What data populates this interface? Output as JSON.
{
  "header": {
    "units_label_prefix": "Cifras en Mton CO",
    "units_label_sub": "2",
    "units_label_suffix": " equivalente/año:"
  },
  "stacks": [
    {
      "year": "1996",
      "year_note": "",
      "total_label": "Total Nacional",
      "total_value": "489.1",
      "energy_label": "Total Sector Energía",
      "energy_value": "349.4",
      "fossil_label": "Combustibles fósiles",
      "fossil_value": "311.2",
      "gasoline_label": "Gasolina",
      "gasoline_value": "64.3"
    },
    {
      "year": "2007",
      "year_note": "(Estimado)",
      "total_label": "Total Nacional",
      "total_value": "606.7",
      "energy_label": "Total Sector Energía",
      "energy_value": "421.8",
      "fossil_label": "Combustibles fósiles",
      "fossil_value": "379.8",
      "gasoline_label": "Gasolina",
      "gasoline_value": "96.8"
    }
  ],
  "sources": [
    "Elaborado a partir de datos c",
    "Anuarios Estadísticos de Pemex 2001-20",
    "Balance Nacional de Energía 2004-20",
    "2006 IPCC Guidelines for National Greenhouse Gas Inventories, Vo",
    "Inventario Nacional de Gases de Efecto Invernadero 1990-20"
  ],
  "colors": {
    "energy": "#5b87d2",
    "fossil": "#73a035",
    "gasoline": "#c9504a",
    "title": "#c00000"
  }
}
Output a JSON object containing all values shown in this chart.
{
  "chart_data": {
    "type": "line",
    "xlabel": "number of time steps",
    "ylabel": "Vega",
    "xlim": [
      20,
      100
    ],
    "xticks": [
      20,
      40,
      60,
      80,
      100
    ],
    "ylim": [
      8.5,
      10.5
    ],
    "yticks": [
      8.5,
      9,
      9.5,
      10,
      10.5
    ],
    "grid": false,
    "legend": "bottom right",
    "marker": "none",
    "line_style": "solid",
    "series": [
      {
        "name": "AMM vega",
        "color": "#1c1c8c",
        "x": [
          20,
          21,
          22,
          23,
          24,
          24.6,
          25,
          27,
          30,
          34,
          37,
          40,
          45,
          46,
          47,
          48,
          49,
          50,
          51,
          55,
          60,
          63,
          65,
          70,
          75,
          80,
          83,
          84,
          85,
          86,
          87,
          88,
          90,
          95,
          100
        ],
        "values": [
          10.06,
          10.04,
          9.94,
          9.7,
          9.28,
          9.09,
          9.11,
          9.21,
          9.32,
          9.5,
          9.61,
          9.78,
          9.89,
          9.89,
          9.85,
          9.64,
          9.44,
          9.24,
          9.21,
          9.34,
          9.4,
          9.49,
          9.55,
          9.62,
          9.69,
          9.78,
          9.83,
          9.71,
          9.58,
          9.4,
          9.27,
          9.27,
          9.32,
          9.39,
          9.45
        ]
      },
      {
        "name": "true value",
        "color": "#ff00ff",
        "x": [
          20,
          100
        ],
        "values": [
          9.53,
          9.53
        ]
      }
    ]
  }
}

## Stated exercise
Check each line of the records for the word "Nacional" and extract those that contain it.

## Solution below
      "total_label": "Total Nacional",
      "total_label": "Total Nacional",
    "Balance Nacional de Energía 2004-20",
    "Inventario Nacional de Gases de Efecto Invernadero 1990-20"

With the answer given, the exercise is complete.